*Problem to work on*.
Return every line below in which "Sour" appears.

══════════

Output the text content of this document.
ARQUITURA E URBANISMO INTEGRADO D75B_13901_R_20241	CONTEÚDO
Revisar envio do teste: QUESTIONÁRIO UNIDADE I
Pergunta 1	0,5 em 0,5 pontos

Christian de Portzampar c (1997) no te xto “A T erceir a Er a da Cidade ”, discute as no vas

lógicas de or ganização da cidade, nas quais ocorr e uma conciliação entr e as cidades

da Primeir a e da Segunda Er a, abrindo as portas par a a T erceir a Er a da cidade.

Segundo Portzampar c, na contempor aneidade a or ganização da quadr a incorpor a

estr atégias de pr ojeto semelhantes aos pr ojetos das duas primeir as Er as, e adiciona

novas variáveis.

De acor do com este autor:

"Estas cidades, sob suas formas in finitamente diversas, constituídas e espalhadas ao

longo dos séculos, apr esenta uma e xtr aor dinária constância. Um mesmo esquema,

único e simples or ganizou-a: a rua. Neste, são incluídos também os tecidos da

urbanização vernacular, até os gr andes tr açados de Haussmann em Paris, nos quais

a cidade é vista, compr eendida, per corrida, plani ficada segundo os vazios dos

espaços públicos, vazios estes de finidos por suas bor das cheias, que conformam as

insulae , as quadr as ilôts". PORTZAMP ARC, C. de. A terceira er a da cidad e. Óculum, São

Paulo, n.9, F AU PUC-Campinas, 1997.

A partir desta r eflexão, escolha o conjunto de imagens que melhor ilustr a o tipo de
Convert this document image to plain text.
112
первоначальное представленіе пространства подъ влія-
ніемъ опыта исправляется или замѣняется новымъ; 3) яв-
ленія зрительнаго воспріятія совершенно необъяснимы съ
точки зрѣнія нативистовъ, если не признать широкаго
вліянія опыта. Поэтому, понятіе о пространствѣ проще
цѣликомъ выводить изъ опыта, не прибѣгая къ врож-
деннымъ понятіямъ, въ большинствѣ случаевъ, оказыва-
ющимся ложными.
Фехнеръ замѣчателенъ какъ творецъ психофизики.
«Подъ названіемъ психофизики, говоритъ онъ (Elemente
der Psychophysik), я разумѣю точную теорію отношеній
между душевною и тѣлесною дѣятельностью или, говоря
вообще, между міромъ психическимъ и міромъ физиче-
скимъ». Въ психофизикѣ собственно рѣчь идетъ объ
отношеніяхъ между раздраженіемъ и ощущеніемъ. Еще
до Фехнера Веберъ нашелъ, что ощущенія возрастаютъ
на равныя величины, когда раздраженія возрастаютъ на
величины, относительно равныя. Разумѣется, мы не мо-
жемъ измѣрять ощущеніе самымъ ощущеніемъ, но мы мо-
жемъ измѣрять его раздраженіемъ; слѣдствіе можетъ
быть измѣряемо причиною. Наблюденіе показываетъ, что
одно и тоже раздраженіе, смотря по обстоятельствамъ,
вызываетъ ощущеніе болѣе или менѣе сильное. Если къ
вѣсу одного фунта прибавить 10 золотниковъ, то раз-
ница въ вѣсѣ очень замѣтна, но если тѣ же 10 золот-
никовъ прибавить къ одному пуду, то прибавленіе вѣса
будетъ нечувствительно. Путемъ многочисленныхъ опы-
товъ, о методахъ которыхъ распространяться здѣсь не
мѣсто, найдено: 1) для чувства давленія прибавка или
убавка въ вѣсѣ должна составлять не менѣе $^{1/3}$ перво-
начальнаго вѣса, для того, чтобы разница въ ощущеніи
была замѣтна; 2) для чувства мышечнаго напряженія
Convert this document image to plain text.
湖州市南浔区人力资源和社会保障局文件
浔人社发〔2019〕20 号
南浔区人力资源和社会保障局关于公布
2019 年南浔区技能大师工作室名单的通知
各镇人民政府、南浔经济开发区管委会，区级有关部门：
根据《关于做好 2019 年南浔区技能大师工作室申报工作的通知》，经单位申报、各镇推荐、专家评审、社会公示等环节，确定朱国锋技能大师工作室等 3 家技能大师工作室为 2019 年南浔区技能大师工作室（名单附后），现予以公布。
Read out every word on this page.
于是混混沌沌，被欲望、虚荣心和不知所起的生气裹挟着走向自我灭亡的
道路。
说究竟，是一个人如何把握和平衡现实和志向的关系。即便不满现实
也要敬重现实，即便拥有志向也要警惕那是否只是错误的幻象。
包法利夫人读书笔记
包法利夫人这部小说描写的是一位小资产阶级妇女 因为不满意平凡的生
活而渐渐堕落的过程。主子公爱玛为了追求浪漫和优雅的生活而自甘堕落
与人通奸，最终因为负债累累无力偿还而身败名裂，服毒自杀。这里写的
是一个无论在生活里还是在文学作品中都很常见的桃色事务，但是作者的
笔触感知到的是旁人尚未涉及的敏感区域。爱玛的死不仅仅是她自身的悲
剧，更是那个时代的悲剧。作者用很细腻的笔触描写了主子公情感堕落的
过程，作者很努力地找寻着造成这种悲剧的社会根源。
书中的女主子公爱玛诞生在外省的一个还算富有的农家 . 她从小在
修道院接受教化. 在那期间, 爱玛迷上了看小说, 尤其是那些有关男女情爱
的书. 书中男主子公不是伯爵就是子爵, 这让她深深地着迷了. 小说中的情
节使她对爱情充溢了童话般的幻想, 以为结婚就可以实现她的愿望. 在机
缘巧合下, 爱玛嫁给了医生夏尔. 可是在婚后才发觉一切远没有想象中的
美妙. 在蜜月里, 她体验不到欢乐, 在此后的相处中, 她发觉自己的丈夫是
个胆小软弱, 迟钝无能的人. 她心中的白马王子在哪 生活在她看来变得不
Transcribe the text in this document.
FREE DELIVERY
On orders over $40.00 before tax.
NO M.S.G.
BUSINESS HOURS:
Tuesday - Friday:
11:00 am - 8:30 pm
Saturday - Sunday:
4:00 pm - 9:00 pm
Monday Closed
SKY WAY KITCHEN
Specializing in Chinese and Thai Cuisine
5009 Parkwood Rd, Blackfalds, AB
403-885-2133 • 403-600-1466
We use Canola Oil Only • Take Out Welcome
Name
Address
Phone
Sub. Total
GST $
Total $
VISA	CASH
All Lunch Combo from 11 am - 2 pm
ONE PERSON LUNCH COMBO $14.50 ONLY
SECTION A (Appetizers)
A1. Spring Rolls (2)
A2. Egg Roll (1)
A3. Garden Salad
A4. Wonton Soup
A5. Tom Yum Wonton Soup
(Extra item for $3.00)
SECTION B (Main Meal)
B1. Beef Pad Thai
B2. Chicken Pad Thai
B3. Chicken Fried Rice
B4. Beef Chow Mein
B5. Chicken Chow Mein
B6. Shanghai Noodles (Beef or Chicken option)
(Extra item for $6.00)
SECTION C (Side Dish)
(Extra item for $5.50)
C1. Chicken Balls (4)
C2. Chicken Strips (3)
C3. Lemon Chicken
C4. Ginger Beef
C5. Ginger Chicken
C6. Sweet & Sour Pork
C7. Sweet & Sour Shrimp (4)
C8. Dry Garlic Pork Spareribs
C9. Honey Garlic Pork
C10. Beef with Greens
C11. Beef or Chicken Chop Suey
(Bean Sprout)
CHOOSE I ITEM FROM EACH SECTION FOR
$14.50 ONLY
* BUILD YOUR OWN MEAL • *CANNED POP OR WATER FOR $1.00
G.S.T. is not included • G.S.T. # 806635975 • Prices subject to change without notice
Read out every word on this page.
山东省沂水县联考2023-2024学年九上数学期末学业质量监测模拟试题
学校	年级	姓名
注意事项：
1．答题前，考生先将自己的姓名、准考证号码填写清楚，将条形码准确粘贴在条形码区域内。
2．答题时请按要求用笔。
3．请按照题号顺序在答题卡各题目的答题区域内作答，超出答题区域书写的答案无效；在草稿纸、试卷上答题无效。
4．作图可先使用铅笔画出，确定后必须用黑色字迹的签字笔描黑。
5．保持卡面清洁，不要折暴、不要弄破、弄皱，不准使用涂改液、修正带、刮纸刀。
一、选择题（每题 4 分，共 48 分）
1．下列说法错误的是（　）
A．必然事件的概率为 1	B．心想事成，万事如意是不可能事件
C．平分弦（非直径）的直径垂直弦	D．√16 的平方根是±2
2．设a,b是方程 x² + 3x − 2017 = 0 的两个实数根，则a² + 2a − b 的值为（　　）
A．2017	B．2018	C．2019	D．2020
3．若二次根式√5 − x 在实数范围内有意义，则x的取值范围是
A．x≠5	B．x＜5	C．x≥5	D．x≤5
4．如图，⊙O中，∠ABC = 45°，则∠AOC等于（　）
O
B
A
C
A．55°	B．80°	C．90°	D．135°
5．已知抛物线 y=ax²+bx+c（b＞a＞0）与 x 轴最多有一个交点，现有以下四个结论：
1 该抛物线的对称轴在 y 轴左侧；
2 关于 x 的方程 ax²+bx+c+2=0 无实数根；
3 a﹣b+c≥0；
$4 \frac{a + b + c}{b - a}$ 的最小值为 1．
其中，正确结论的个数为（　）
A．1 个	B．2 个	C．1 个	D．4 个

══════════

*Solution*.
C6. Sweet & Sour Pork
C7. Sweet & Sour Shrimp (4)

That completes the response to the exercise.